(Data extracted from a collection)
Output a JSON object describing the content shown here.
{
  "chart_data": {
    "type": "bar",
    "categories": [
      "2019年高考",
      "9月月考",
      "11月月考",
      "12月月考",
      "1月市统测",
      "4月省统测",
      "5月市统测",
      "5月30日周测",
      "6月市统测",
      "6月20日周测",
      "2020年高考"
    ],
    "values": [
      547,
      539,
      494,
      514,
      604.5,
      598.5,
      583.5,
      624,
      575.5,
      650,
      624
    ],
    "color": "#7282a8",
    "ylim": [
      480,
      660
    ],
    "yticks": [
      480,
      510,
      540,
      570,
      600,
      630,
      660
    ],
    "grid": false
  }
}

* * *

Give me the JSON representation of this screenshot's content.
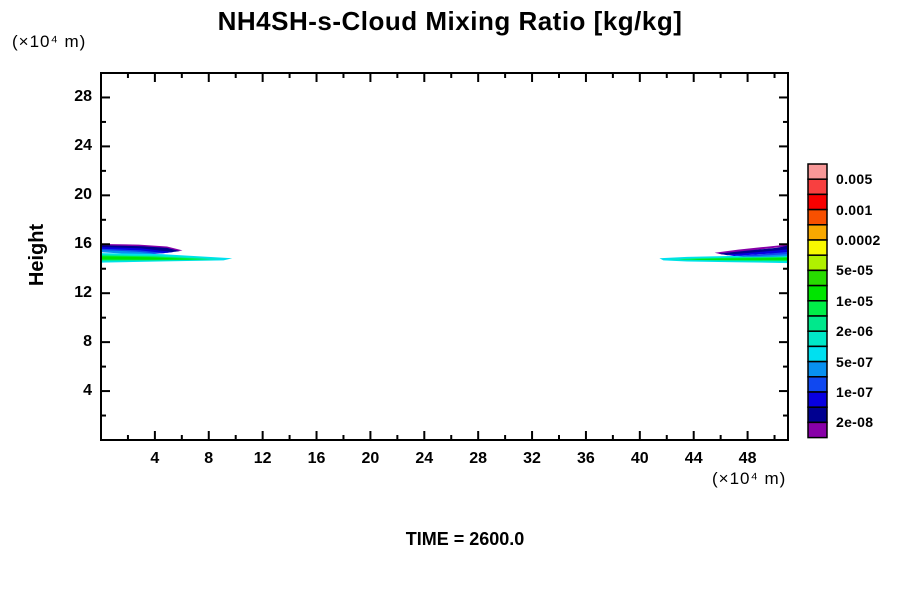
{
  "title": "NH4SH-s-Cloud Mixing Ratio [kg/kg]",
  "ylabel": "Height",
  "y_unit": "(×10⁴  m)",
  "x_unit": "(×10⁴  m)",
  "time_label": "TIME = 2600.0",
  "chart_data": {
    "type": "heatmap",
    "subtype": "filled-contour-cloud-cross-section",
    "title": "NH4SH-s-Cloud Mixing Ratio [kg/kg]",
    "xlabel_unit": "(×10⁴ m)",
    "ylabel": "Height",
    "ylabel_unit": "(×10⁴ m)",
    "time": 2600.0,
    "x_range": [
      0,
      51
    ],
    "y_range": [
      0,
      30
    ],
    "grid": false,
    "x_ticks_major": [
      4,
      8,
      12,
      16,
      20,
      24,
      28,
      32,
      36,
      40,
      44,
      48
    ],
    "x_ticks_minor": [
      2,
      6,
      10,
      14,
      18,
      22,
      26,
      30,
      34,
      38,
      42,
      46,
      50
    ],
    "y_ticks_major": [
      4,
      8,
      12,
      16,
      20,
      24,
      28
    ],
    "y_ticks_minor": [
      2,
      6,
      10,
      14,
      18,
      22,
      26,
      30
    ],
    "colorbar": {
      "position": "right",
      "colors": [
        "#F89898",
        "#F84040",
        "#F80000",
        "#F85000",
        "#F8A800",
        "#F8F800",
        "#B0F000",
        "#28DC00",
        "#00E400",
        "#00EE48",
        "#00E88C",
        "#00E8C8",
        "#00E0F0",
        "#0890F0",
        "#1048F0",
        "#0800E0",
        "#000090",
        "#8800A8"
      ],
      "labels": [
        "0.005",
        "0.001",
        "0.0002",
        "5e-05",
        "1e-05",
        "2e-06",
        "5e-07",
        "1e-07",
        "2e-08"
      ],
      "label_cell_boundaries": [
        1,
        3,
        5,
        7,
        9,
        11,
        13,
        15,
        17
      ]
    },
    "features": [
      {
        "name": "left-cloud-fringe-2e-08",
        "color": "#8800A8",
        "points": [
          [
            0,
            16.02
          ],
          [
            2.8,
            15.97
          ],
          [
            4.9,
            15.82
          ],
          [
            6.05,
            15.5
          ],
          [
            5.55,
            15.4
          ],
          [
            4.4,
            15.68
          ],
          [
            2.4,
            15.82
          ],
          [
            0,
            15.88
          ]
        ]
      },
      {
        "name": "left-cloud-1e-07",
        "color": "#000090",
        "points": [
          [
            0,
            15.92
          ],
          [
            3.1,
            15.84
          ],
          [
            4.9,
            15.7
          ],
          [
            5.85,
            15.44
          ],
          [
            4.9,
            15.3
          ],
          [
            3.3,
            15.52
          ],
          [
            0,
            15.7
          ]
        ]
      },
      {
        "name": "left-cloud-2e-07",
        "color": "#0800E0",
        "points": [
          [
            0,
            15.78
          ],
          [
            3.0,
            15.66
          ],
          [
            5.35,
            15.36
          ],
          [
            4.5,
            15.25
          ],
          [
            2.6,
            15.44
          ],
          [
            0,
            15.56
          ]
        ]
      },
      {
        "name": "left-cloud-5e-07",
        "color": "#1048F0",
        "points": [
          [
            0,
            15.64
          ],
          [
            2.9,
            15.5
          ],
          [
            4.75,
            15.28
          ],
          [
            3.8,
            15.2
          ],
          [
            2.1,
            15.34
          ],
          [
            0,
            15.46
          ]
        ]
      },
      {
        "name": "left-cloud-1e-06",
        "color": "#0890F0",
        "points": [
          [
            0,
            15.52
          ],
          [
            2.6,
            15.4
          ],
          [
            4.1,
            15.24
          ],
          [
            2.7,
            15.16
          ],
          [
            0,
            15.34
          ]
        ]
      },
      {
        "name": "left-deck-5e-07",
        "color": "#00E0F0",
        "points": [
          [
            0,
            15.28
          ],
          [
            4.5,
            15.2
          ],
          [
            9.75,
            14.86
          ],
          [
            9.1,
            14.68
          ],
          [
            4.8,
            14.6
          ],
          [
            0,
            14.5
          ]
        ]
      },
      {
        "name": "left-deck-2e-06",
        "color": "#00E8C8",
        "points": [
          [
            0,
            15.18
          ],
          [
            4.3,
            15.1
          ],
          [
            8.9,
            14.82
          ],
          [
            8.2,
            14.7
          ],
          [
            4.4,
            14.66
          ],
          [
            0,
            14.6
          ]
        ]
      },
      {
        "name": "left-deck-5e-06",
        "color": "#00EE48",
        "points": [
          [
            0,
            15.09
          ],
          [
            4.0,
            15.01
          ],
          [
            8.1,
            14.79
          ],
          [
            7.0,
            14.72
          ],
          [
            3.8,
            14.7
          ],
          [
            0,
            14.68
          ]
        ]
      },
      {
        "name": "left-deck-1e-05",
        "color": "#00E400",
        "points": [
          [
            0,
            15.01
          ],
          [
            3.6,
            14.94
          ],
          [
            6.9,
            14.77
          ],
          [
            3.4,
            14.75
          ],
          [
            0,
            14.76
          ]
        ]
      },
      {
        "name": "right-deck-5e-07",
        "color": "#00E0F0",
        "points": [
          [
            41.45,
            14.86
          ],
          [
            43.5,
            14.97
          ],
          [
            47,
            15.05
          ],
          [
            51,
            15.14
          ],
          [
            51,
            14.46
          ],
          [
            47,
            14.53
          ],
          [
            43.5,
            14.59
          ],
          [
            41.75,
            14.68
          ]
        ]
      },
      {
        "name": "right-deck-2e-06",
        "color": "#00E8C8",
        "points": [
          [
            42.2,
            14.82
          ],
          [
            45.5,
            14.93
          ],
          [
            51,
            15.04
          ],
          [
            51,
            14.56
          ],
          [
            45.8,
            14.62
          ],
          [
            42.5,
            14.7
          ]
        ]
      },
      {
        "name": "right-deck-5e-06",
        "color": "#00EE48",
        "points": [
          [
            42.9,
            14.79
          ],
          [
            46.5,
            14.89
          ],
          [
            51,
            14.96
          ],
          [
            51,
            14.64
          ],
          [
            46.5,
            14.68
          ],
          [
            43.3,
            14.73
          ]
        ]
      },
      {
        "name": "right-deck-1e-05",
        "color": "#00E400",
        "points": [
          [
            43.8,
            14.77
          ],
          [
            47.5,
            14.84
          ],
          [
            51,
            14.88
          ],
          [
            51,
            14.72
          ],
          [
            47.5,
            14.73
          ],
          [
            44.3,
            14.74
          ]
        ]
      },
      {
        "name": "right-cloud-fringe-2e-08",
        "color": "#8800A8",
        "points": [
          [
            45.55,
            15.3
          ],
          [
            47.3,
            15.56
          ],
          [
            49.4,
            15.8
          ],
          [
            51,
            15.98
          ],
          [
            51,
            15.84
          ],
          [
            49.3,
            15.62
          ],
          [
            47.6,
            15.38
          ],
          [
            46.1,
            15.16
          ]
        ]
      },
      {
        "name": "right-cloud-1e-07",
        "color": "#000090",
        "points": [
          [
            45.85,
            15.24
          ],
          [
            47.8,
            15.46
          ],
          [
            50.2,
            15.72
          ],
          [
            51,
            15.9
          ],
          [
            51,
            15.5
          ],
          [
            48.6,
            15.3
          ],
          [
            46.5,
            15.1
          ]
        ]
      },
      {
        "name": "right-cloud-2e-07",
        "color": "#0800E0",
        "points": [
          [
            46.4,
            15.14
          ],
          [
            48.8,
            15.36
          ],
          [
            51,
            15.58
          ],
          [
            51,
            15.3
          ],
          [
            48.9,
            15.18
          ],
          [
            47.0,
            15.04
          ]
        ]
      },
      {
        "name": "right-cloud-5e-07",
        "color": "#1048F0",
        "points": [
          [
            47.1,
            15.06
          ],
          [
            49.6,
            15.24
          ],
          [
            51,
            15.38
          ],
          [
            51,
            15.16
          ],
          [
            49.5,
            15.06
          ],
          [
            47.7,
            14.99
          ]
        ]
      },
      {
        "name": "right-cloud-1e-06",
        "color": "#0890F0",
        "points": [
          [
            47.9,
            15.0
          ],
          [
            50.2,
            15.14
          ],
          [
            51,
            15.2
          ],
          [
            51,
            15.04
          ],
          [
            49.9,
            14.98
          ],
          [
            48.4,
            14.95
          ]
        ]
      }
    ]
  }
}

Exercise: Each line that holds the word "JSON" should be extracted from the records.

Result of the task:
Output a JSON object describing the content shown here.
Give me the JSON representation of this screenshot's content.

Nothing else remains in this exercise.